Short task: Below is a listing to write out in full, exactly as given, without its pictures.

Items from a dataset:
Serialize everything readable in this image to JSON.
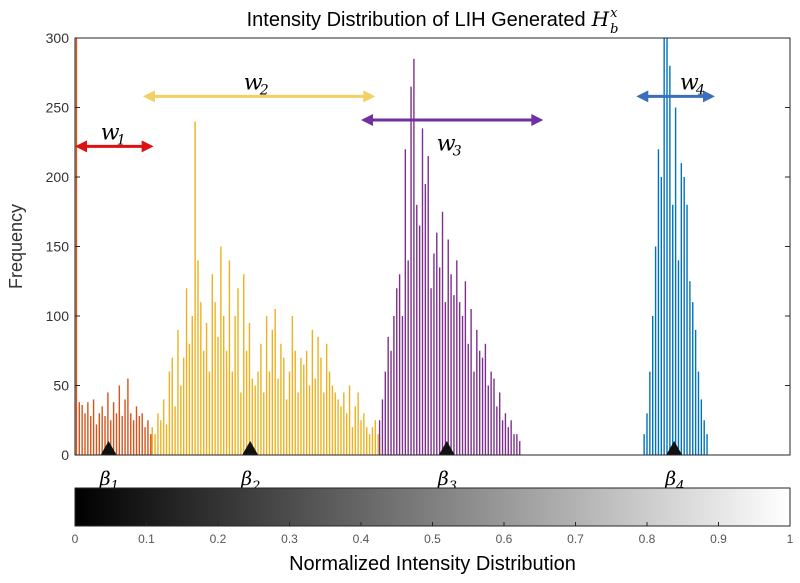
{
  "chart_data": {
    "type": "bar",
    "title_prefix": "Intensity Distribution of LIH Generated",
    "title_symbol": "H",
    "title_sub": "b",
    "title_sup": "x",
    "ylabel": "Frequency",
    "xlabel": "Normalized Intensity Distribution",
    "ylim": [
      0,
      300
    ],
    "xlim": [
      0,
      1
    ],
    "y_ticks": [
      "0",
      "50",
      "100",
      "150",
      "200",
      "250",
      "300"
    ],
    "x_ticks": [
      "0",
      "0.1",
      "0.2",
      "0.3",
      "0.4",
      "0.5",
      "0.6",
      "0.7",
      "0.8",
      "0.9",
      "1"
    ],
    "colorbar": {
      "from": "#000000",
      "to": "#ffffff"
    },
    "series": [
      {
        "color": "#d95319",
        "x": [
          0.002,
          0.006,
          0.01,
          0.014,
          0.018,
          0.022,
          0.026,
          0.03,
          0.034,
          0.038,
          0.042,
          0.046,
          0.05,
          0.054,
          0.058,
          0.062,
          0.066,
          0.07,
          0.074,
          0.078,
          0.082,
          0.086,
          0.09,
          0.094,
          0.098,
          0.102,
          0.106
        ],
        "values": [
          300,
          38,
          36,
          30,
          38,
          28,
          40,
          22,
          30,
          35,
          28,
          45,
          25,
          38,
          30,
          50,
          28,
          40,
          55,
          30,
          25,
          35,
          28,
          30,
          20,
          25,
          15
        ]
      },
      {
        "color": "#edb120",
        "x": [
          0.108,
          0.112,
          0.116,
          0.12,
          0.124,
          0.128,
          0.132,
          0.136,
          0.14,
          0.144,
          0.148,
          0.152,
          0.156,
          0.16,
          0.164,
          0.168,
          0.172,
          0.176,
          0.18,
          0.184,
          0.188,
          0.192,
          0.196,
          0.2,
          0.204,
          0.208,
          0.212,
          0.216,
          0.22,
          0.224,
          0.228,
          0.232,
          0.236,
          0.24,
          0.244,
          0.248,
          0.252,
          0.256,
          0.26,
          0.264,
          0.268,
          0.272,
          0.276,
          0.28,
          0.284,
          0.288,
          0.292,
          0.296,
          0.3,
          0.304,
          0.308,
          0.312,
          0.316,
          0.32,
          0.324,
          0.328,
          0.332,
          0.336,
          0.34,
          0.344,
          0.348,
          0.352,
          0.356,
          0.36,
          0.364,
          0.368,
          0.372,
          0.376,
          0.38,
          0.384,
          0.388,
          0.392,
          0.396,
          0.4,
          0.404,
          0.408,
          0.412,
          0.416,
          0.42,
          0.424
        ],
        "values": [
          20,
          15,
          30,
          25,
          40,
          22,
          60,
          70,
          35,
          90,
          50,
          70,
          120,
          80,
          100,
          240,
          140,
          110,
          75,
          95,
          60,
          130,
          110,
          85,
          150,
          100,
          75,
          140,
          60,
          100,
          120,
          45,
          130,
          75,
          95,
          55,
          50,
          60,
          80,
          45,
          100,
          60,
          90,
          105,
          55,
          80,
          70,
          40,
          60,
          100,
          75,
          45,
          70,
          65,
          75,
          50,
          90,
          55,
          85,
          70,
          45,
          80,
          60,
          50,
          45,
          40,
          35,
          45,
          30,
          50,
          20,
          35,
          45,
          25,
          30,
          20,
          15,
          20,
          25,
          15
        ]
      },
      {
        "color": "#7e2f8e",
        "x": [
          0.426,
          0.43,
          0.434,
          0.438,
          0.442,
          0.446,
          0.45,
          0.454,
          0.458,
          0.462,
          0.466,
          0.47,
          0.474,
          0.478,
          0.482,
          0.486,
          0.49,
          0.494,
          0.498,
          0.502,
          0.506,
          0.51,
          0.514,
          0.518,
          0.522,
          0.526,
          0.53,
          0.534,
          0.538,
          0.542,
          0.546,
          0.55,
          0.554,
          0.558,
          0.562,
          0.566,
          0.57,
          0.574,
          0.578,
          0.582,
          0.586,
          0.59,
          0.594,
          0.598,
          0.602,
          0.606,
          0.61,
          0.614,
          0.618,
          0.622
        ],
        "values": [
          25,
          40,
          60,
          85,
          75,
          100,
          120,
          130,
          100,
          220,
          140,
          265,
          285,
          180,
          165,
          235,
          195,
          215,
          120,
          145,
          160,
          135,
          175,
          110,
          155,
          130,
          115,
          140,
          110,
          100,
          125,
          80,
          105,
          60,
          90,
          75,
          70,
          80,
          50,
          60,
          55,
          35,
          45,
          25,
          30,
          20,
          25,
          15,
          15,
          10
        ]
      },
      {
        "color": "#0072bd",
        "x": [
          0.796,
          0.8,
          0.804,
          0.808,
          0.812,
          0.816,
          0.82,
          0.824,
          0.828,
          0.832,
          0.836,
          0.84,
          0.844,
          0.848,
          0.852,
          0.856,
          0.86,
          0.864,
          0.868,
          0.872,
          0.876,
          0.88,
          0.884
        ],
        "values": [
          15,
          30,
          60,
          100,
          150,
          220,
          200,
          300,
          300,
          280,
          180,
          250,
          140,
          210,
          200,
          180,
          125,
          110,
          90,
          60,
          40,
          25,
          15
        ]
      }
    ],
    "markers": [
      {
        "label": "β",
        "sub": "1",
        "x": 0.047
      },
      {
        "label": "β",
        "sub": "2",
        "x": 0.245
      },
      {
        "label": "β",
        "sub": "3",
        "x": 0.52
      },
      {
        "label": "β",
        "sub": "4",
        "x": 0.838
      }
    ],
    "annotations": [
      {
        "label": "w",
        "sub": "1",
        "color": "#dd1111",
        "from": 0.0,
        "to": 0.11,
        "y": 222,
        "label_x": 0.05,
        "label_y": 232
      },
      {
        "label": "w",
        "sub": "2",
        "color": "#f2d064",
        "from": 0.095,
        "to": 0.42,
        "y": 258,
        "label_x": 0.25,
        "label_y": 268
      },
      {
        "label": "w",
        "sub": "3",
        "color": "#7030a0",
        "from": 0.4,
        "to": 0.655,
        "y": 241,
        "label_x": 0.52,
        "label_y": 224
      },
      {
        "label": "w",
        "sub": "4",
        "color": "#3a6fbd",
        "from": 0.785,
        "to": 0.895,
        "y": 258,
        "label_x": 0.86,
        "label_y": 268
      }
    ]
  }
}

Output below:
Serialize everything readable in this image to JSON.
{
  "chart_data": {
    "type": "bar",
    "title_prefix": "Intensity Distribution of LIH Generated",
    "title_symbol": "H",
    "title_sub": "b",
    "title_sup": "x",
    "ylabel": "Frequency",
    "xlabel": "Normalized Intensity Distribution",
    "ylim": [
      0,
      300
    ],
    "xlim": [
      0,
      1
    ],
    "y_ticks": [
      "0",
      "50",
      "100",
      "150",
      "200",
      "250",
      "300"
    ],
    "x_ticks": [
      "0",
      "0.1",
      "0.2",
      "0.3",
      "0.4",
      "0.5",
      "0.6",
      "0.7",
      "0.8",
      "0.9",
      "1"
    ],
    "colorbar": {
      "from": "#000000",
      "to": "#ffffff"
    },
    "series": [
      {
        "color": "#d95319",
        "x": [
          0.002,
          0.006,
          0.01,
          0.014,
          0.018,
          0.022,
          0.026,
          0.03,
          0.034,
          0.038,
          0.042,
          0.046,
          0.05,
          0.054,
          0.058,
          0.062,
          0.066,
          0.07,
          0.074,
          0.078,
          0.082,
          0.086,
          0.09,
          0.094,
          0.098,
          0.102,
          0.106
        ],
        "values": [
          300,
          38,
          36,
          30,
          38,
          28,
          40,
          22,
          30,
          35,
          28,
          45,
          25,
          38,
          30,
          50,
          28,
          40,
          55,
          30,
          25,
          35,
          28,
          30,
          20,
          25,
          15
        ]
      },
      {
        "color": "#edb120",
        "x": [
          0.108,
          0.112,
          0.116,
          0.12,
          0.124,
          0.128,
          0.132,
          0.136,
          0.14,
          0.144,
          0.148,
          0.152,
          0.156,
          0.16,
          0.164,
          0.168,
          0.172,
          0.176,
          0.18,
          0.184,
          0.188,
          0.192,
          0.196,
          0.2,
          0.204,
          0.208,
          0.212,
          0.216,
          0.22,
          0.224,
          0.228,
          0.232,
          0.236,
          0.24,
          0.244,
          0.248,
          0.252,
          0.256,
          0.26,
          0.264,
          0.268,
          0.272,
          0.276,
          0.28,
          0.284,
          0.288,
          0.292,
          0.296,
          0.3,
          0.304,
          0.308,
          0.312,
          0.316,
          0.32,
          0.324,
          0.328,
          0.332,
          0.336,
          0.34,
          0.344,
          0.348,
          0.352,
          0.356,
          0.36,
          0.364,
          0.368,
          0.372,
          0.376,
          0.38,
          0.384,
          0.388,
          0.392,
          0.396,
          0.4,
          0.404,
          0.408,
          0.412,
          0.416,
          0.42,
          0.424
        ],
        "values": [
          20,
          15,
          30,
          25,
          40,
          22,
          60,
          70,
          35,
          90,
          50,
          70,
          120,
          80,
          100,
          240,
          140,
          110,
          75,
          95,
          60,
          130,
          110,
          85,
          150,
          100,
          75,
          140,
          60,
          100,
          120,
          45,
          130,
          75,
          95,
          55,
          50,
          60,
          80,
          45,
          100,
          60,
          90,
          105,
          55,
          80,
          70,
          40,
          60,
          100,
          75,
          45,
          70,
          65,
          75,
          50,
          90,
          55,
          85,
          70,
          45,
          80,
          60,
          50,
          45,
          40,
          35,
          45,
          30,
          50,
          20,
          35,
          45,
          25,
          30,
          20,
          15,
          20,
          25,
          15
        ]
      },
      {
        "color": "#7e2f8e",
        "x": [
          0.426,
          0.43,
          0.434,
          0.438,
          0.442,
          0.446,
          0.45,
          0.454,
          0.458,
          0.462,
          0.466,
          0.47,
          0.474,
          0.478,
          0.482,
          0.486,
          0.49,
          0.494,
          0.498,
          0.502,
          0.506,
          0.51,
          0.514,
          0.518,
          0.522,
          0.526,
          0.53,
          0.534,
          0.538,
          0.542,
          0.546,
          0.55,
          0.554,
          0.558,
          0.562,
          0.566,
          0.57,
          0.574,
          0.578,
          0.582,
          0.586,
          0.59,
          0.594,
          0.598,
          0.602,
          0.606,
          0.61,
          0.614,
          0.618,
          0.622
        ],
        "values": [
          25,
          40,
          60,
          85,
          75,
          100,
          120,
          130,
          100,
          220,
          140,
          265,
          285,
          180,
          165,
          235,
          195,
          215,
          120,
          145,
          160,
          135,
          175,
          110,
          155,
          130,
          115,
          140,
          110,
          100,
          125,
          80,
          105,
          60,
          90,
          75,
          70,
          80,
          50,
          60,
          55,
          35,
          45,
          25,
          30,
          20,
          25,
          15,
          15,
          10
        ]
      },
      {
        "color": "#0072bd",
        "x": [
          0.796,
          0.8,
          0.804,
          0.808,
          0.812,
          0.816,
          0.82,
          0.824,
          0.828,
          0.832,
          0.836,
          0.84,
          0.844,
          0.848,
          0.852,
          0.856,
          0.86,
          0.864,
          0.868,
          0.872,
          0.876,
          0.88,
          0.884
        ],
        "values": [
          15,
          30,
          60,
          100,
          150,
          220,
          200,
          300,
          300,
          280,
          180,
          250,
          140,
          210,
          200,
          180,
          125,
          110,
          90,
          60,
          40,
          25,
          15
        ]
      }
    ],
    "markers": [
      {
        "label": "β",
        "sub": "1",
        "x": 0.047
      },
      {
        "label": "β",
        "sub": "2",
        "x": 0.245
      },
      {
        "label": "β",
        "sub": "3",
        "x": 0.52
      },
      {
        "label": "β",
        "sub": "4",
        "x": 0.838
      }
    ],
    "annotations": [
      {
        "label": "w",
        "sub": "1",
        "color": "#dd1111",
        "from": 0.0,
        "to": 0.11,
        "y": 222,
        "label_x": 0.05,
        "label_y": 232
      },
      {
        "label": "w",
        "sub": "2",
        "color": "#f2d064",
        "from": 0.095,
        "to": 0.42,
        "y": 258,
        "label_x": 0.25,
        "label_y": 268
      },
      {
        "label": "w",
        "sub": "3",
        "color": "#7030a0",
        "from": 0.4,
        "to": 0.655,
        "y": 241,
        "label_x": 0.52,
        "label_y": 224
      },
      {
        "label": "w",
        "sub": "4",
        "color": "#3a6fbd",
        "from": 0.785,
        "to": 0.895,
        "y": 258,
        "label_x": 0.86,
        "label_y": 268
      }
    ]
  }
}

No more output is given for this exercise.